### WHAT YOU NEED TO DO
Update the data beginning with the line that contains "leaf-branch [151, 371, 181, 412]" and ending with the final line, replacing "bootstrap-node" with "support-node". Return only those lines and leave everything else unchanged.

### DATA FOR THIS EXERCISE
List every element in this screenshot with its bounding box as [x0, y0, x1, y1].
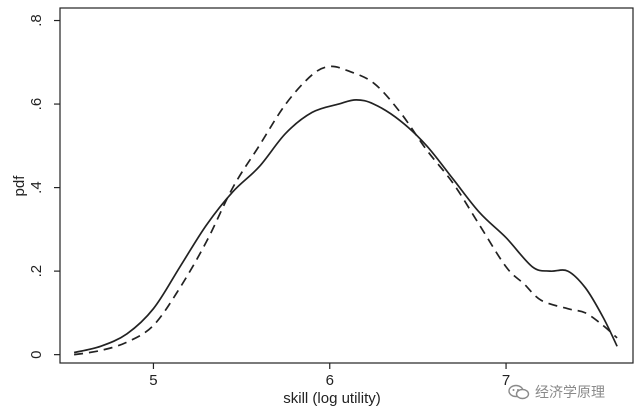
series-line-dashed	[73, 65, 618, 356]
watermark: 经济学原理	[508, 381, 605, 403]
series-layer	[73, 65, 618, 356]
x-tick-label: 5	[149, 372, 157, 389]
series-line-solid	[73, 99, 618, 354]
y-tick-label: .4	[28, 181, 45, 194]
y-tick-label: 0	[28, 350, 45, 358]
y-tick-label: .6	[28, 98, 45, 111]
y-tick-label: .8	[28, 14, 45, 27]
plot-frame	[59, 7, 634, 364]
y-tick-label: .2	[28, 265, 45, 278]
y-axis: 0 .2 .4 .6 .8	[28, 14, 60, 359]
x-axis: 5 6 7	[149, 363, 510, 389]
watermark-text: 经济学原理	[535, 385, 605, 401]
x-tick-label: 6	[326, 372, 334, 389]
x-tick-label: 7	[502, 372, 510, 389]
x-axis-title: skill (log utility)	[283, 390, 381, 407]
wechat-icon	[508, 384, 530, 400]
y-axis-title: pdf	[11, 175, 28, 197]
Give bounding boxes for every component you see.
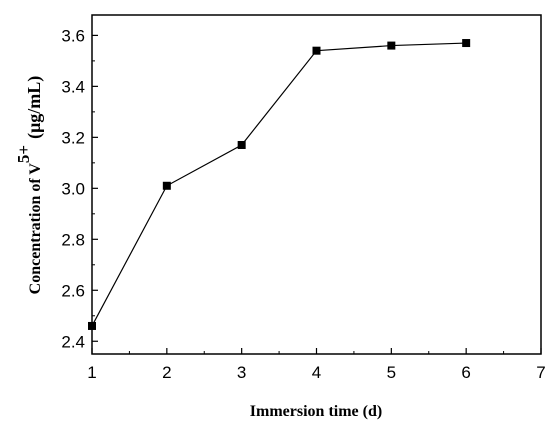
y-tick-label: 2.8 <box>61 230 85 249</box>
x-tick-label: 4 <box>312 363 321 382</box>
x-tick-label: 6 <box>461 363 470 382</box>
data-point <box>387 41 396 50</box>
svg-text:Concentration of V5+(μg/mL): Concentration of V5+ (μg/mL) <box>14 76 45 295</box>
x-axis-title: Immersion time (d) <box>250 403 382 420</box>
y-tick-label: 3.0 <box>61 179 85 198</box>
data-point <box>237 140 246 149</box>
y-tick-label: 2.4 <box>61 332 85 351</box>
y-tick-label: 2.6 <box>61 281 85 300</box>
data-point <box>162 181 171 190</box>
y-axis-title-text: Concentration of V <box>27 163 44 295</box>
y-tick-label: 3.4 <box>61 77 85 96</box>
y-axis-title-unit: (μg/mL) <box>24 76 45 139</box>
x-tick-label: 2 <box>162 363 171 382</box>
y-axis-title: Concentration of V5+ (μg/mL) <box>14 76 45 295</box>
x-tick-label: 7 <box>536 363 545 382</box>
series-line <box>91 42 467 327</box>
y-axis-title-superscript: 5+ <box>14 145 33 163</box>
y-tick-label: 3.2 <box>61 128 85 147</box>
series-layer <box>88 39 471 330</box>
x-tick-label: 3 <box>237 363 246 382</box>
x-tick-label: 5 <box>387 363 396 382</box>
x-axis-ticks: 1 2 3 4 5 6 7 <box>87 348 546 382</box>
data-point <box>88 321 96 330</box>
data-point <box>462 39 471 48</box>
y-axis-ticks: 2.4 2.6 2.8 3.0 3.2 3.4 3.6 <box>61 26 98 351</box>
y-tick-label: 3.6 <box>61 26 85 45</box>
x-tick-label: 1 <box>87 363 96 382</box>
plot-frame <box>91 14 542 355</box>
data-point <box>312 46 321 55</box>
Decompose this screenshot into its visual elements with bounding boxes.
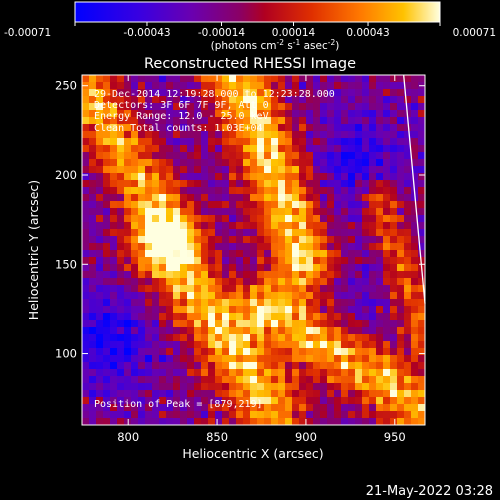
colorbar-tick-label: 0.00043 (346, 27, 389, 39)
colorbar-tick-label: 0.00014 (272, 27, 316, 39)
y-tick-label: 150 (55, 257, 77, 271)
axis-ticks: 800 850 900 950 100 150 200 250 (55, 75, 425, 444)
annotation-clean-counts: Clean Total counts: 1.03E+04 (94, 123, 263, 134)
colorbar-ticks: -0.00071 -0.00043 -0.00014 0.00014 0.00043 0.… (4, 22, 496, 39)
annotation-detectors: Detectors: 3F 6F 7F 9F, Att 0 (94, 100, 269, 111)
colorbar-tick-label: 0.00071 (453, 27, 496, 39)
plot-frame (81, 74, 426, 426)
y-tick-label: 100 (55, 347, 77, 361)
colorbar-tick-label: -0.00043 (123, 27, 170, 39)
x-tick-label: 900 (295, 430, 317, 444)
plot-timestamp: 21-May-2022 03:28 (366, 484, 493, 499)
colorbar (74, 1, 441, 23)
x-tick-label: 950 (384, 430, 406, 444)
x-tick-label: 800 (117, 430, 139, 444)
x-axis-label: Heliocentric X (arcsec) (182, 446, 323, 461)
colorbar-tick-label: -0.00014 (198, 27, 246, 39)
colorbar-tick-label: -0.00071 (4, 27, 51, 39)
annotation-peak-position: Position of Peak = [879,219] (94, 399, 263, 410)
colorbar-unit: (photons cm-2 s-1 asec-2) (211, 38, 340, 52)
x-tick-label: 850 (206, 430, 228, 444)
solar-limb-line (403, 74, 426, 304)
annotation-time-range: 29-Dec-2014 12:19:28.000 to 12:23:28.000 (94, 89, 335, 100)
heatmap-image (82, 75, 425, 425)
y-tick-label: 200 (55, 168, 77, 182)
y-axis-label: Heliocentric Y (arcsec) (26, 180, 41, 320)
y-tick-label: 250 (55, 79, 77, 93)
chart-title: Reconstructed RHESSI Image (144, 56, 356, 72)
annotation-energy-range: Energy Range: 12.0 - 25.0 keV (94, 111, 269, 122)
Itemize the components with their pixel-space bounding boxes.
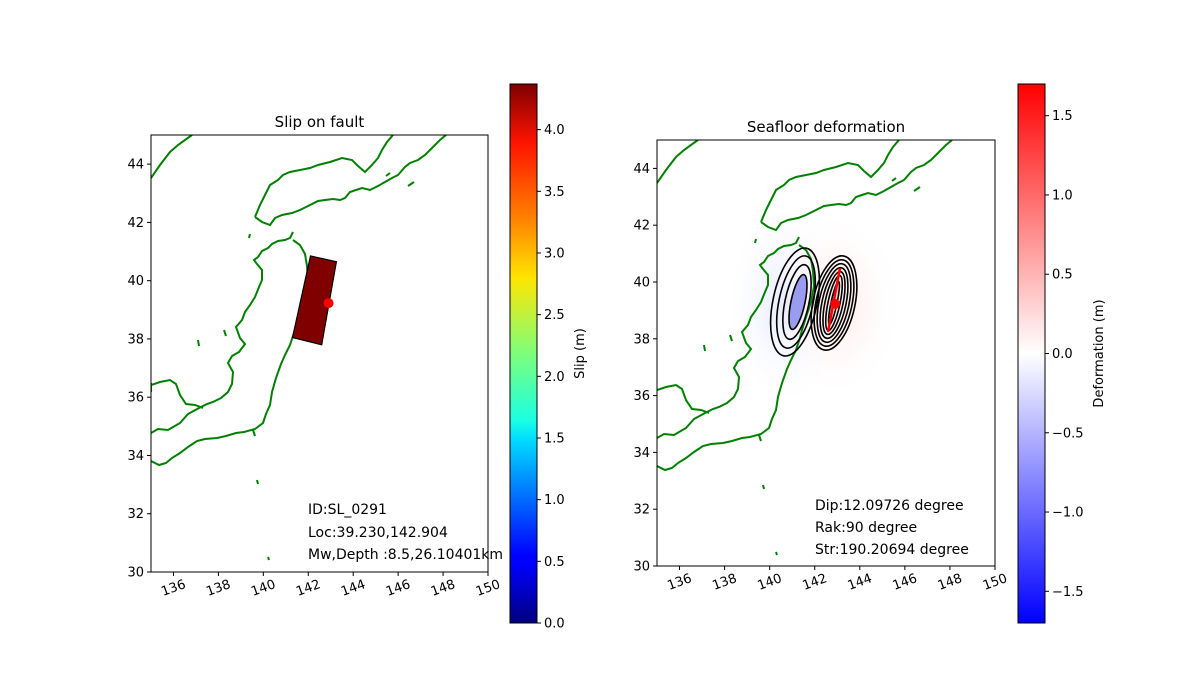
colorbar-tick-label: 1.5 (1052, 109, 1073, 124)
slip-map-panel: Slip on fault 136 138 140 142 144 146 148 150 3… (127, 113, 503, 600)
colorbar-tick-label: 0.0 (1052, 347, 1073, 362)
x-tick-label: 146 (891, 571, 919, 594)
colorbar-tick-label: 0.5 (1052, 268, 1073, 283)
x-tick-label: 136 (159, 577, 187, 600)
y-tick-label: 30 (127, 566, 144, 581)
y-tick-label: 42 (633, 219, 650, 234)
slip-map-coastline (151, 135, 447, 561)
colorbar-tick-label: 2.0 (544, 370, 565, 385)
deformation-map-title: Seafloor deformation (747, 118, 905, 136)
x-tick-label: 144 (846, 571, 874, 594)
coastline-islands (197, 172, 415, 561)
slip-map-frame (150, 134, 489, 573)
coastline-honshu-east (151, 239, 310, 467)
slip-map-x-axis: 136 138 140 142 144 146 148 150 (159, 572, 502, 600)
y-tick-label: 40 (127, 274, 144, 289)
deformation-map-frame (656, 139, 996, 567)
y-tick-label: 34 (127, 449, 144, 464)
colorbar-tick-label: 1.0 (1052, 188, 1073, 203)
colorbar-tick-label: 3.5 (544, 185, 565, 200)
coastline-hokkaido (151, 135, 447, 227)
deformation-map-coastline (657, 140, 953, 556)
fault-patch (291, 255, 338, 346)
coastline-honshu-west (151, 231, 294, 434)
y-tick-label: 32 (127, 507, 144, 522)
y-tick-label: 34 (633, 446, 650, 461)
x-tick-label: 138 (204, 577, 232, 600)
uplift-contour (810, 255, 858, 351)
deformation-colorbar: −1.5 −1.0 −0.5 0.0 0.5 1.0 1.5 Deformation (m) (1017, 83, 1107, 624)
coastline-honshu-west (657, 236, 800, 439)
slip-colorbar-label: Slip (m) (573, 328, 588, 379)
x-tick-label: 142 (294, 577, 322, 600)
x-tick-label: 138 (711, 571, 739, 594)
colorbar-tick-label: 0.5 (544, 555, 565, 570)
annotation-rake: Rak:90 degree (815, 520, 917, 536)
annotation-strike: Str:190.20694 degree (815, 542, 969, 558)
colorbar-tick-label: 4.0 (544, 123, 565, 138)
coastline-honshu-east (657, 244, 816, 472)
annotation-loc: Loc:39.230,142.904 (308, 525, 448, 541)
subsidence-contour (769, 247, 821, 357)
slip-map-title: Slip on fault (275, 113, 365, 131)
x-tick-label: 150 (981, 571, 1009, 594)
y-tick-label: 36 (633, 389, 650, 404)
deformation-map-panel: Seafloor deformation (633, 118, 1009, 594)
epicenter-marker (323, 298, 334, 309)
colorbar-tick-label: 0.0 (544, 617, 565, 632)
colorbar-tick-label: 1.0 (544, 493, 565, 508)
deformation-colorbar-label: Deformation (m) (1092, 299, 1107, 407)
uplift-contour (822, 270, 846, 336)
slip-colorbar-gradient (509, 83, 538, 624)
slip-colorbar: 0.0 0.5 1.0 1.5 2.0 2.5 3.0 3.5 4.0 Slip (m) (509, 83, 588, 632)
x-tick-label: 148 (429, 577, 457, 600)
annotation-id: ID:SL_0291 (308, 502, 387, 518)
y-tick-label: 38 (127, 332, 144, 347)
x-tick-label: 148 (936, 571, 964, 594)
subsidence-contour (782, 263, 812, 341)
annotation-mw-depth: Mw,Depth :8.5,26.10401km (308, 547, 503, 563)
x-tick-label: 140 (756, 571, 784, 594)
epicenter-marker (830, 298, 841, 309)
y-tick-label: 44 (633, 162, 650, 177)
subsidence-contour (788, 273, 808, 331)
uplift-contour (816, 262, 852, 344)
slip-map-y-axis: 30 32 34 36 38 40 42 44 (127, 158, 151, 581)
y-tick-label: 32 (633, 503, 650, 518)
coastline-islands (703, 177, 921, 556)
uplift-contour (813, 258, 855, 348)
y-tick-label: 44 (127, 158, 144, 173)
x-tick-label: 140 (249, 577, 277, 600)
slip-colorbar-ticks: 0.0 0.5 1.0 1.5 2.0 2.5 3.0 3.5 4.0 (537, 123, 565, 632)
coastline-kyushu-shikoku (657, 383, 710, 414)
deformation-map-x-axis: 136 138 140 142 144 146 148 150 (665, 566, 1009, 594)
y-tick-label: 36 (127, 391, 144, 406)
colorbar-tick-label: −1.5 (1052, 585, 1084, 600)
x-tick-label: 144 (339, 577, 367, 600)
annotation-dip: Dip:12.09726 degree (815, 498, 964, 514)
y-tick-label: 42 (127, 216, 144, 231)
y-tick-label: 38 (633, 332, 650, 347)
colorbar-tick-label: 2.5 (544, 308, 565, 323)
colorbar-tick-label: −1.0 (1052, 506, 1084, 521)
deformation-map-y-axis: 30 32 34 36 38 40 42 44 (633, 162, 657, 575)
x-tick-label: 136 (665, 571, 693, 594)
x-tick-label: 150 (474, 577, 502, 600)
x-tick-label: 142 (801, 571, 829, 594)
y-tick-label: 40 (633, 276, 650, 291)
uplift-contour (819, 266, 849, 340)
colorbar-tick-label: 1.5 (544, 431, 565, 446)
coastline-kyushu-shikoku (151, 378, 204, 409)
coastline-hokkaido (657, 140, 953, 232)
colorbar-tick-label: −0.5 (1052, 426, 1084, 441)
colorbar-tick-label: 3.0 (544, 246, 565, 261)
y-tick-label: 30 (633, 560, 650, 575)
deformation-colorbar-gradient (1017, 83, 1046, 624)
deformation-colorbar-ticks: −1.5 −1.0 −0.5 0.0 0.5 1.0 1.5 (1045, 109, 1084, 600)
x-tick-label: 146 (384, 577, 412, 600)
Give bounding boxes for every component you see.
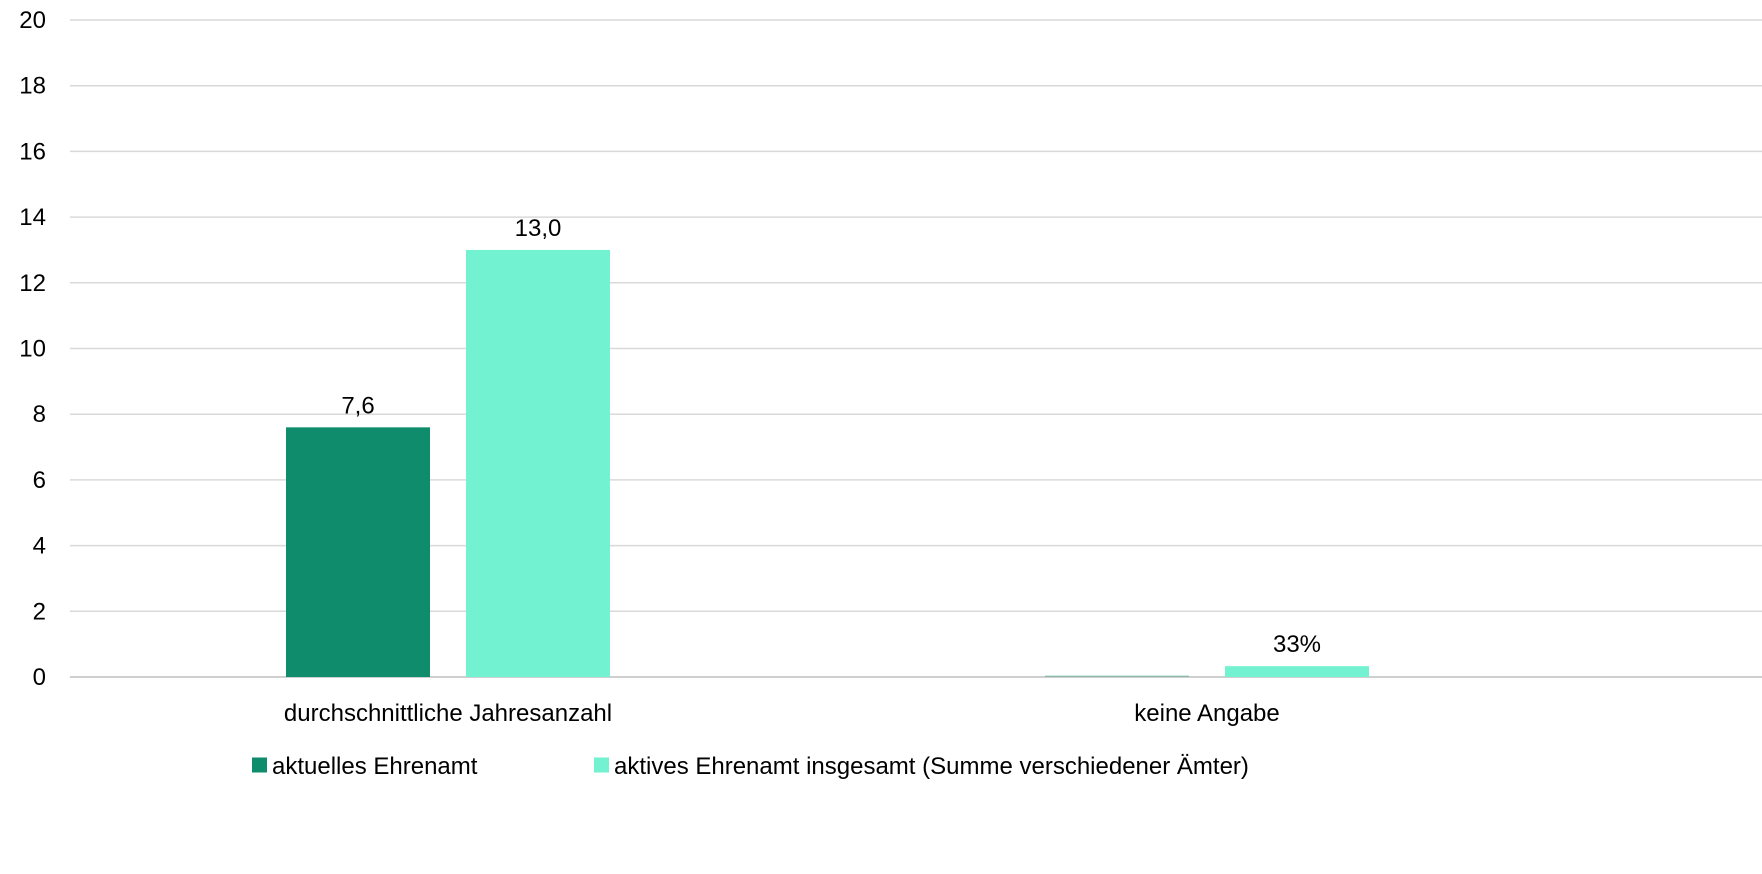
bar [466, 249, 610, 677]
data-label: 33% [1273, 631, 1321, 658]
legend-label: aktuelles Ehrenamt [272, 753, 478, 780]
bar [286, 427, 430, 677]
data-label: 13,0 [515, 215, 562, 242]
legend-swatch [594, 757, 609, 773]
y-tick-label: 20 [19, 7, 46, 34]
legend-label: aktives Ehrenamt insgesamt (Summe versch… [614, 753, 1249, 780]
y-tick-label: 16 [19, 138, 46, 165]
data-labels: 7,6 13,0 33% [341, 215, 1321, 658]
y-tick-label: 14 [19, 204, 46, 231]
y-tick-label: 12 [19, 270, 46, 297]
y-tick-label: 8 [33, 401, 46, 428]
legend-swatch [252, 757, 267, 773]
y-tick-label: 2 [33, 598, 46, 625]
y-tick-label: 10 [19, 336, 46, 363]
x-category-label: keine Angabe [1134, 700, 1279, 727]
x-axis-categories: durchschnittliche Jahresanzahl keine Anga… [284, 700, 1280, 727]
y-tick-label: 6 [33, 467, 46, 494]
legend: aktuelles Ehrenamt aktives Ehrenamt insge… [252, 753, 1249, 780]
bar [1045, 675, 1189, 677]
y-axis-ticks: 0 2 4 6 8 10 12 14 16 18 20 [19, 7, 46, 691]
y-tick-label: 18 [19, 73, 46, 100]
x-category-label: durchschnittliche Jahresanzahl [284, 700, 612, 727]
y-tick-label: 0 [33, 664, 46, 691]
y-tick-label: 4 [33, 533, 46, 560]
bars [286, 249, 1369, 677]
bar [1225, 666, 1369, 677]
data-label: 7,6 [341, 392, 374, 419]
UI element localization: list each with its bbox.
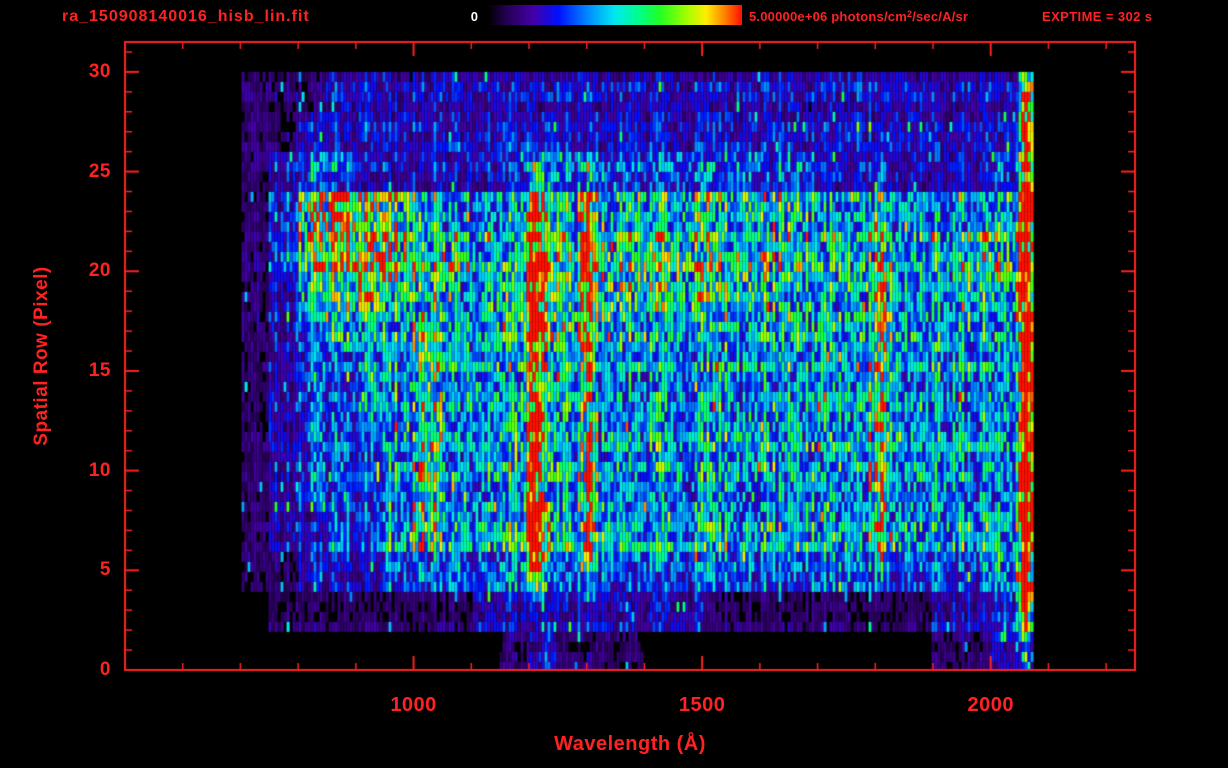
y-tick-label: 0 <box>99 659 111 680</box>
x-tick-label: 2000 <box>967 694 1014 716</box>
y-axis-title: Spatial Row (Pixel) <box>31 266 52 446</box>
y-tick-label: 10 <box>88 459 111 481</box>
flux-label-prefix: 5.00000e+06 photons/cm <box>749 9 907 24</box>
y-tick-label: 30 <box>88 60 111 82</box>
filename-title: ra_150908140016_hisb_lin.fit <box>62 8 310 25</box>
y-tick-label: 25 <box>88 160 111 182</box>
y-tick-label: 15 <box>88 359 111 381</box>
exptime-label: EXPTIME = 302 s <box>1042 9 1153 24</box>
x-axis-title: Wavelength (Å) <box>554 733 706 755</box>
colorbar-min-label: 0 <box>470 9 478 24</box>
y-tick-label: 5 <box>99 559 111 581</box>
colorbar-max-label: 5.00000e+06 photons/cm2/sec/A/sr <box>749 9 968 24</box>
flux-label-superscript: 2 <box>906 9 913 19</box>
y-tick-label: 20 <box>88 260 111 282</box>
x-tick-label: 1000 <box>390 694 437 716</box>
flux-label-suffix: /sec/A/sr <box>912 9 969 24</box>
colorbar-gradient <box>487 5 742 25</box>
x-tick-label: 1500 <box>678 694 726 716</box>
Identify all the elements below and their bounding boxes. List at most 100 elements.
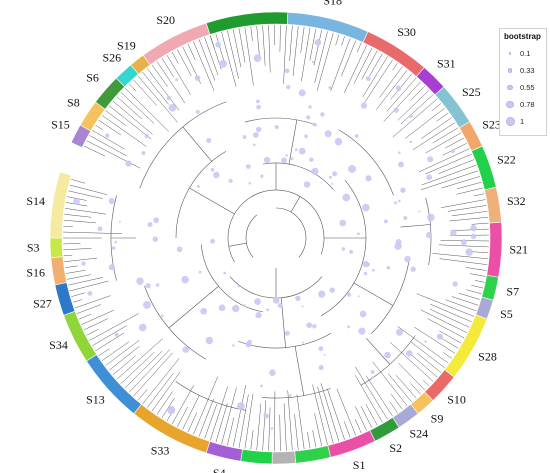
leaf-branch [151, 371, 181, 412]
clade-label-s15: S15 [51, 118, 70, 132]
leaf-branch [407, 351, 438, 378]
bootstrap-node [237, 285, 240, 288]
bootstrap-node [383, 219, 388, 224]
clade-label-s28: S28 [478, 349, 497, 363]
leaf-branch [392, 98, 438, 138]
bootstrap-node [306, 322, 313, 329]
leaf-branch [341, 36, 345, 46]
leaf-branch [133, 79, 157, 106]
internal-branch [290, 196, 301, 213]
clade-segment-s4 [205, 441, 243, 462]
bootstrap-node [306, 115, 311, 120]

### RIGHT ANSWER
leaf-branch [151, 371, 181, 412]
clade-label-s15: S15 [51, 118, 70, 132]
leaf-branch [407, 351, 438, 378]
support-node [237, 285, 240, 288]
support-node [383, 219, 388, 224]
clade-label-s28: S28 [478, 349, 497, 363]
leaf-branch [392, 98, 438, 138]
support-node [306, 322, 313, 329]
leaf-branch [341, 36, 345, 46]
leaf-branch [133, 79, 157, 106]
internal-branch [290, 196, 301, 213]
clade-segment-s4 [205, 441, 243, 462]
support-node [306, 115, 311, 120]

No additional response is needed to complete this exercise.